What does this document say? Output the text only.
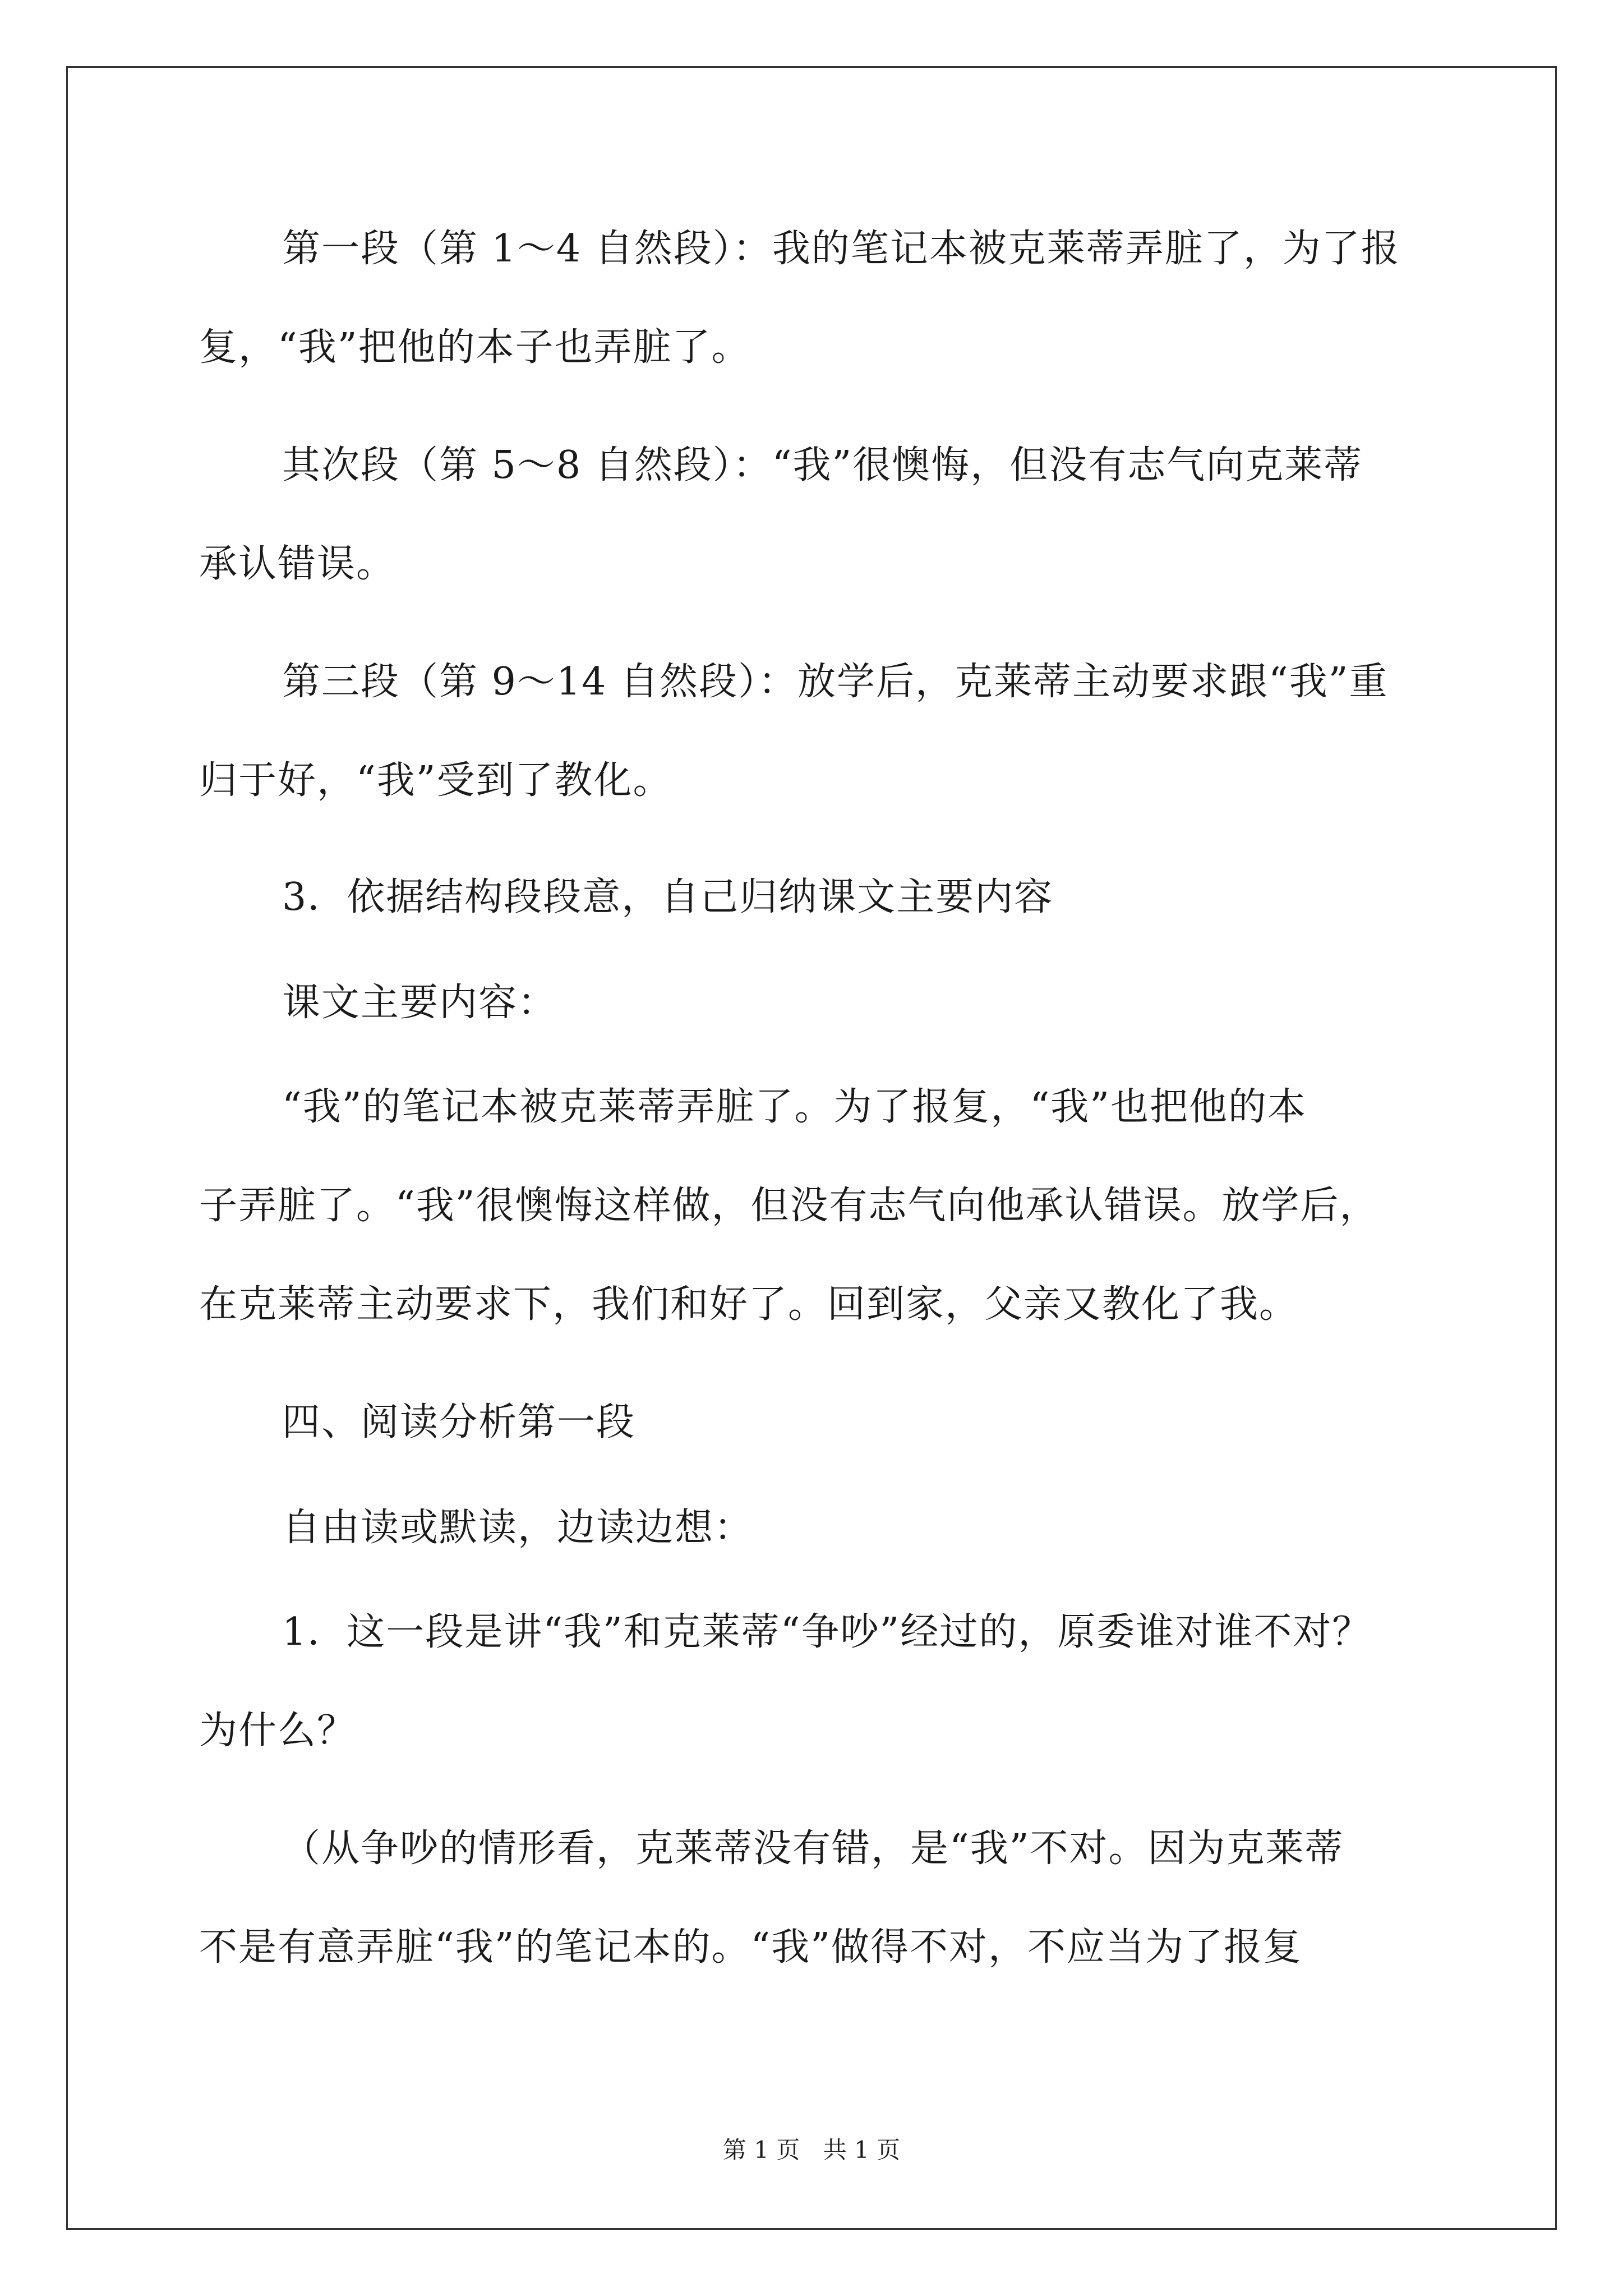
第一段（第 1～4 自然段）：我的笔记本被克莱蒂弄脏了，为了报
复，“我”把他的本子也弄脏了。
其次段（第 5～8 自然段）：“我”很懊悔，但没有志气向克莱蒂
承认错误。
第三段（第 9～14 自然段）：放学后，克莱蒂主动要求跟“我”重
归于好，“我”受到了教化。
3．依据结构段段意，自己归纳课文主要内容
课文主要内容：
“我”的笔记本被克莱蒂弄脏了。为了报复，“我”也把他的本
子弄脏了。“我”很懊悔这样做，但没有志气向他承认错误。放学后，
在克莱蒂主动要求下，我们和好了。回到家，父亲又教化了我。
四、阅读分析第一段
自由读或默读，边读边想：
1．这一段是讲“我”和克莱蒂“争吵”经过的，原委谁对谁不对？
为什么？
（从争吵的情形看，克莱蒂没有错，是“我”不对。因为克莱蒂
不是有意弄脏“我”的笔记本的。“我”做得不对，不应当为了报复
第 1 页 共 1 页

- - -

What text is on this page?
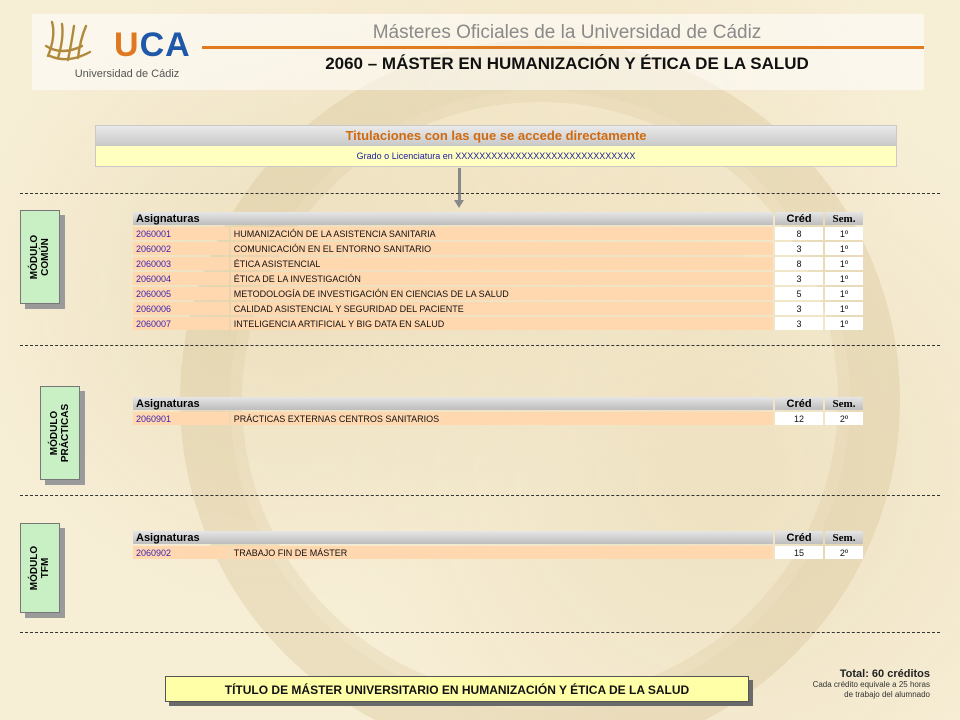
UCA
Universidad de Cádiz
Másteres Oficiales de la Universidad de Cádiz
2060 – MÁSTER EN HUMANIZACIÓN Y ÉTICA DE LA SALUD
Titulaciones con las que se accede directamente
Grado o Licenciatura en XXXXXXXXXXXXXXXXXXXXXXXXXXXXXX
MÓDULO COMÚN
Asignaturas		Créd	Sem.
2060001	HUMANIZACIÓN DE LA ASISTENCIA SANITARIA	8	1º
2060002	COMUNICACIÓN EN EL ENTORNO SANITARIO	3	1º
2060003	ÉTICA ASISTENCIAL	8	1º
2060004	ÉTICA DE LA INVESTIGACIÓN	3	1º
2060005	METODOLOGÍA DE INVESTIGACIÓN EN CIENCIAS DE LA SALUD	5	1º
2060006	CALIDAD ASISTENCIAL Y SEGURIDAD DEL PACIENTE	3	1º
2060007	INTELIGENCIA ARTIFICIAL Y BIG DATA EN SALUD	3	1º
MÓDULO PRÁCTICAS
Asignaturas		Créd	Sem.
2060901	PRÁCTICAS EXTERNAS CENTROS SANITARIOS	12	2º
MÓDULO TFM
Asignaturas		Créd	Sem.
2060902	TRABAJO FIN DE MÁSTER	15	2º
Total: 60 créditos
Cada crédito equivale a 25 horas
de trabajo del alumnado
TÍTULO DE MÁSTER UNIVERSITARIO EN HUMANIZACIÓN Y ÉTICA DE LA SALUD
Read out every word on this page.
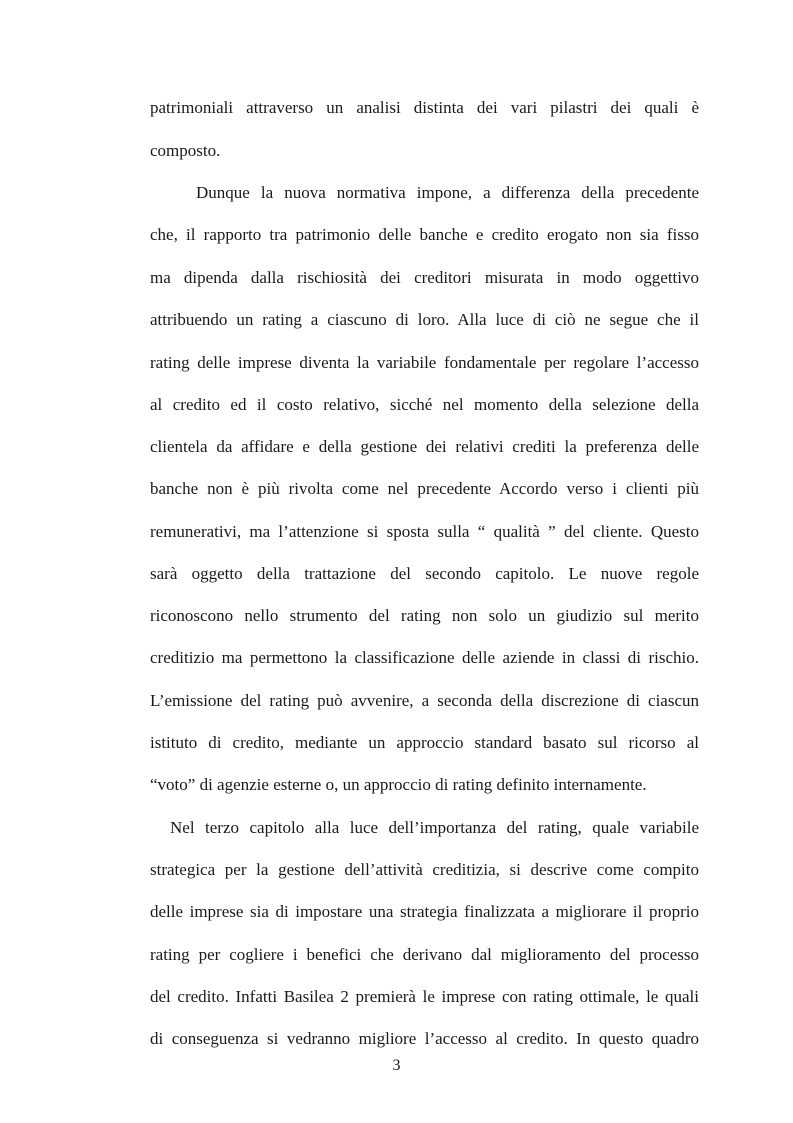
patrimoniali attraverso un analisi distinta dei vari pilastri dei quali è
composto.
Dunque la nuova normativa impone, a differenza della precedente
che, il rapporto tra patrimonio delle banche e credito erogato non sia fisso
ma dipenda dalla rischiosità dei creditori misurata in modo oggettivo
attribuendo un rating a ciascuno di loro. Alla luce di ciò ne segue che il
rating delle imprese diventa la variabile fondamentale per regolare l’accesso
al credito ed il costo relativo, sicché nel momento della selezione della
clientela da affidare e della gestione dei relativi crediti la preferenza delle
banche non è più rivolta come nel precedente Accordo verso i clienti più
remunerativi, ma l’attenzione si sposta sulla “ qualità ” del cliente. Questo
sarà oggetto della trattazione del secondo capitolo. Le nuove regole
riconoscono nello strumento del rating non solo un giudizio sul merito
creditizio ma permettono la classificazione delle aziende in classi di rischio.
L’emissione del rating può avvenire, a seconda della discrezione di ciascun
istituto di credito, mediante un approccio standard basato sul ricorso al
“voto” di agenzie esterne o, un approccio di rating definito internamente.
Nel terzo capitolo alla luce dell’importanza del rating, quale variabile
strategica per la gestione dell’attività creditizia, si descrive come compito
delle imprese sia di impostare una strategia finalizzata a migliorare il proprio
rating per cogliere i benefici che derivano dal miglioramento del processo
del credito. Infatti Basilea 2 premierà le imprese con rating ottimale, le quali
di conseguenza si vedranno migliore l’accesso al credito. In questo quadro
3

- - -

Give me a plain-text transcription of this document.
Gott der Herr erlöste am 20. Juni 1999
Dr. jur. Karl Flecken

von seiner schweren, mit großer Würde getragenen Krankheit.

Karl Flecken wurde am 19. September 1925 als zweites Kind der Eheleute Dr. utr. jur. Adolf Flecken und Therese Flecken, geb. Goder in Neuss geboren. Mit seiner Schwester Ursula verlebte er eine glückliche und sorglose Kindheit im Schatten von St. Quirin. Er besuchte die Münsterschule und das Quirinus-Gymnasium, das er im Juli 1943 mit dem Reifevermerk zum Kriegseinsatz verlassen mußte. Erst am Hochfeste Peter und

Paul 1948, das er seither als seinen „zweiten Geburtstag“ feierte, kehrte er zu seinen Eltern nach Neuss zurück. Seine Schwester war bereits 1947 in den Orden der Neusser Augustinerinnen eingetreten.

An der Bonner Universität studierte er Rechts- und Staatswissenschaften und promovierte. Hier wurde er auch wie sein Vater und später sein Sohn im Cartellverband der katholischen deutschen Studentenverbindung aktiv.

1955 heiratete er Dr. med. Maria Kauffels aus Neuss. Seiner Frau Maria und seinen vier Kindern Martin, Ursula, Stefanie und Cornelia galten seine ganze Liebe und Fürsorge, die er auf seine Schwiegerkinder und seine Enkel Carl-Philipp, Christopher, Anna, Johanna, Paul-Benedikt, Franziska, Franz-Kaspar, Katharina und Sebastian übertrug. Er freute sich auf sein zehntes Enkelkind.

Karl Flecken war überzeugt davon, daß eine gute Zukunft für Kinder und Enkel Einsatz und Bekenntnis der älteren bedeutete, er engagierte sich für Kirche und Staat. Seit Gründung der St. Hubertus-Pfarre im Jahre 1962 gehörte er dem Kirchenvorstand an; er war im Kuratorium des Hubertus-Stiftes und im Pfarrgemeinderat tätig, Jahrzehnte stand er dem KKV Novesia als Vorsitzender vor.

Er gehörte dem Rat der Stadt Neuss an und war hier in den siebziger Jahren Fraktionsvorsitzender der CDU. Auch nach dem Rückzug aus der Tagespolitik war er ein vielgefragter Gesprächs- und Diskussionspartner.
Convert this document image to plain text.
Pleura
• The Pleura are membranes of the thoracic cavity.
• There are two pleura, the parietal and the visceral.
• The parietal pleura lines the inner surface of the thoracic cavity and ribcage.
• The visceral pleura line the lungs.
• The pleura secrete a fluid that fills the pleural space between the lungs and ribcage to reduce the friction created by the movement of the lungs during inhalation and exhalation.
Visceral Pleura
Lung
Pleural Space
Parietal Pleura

- - -

- [What is being asked]
Pull out all lines in the data above that include "INVESTIGACIÓN".

- [Task response]
2060004	ÉTICA DE LA INVESTIGACIÓN	3	1º
2060005	METODOLOGÍA DE INVESTIGACIÓN EN CIENCIAS DE LA SALUD	5	1º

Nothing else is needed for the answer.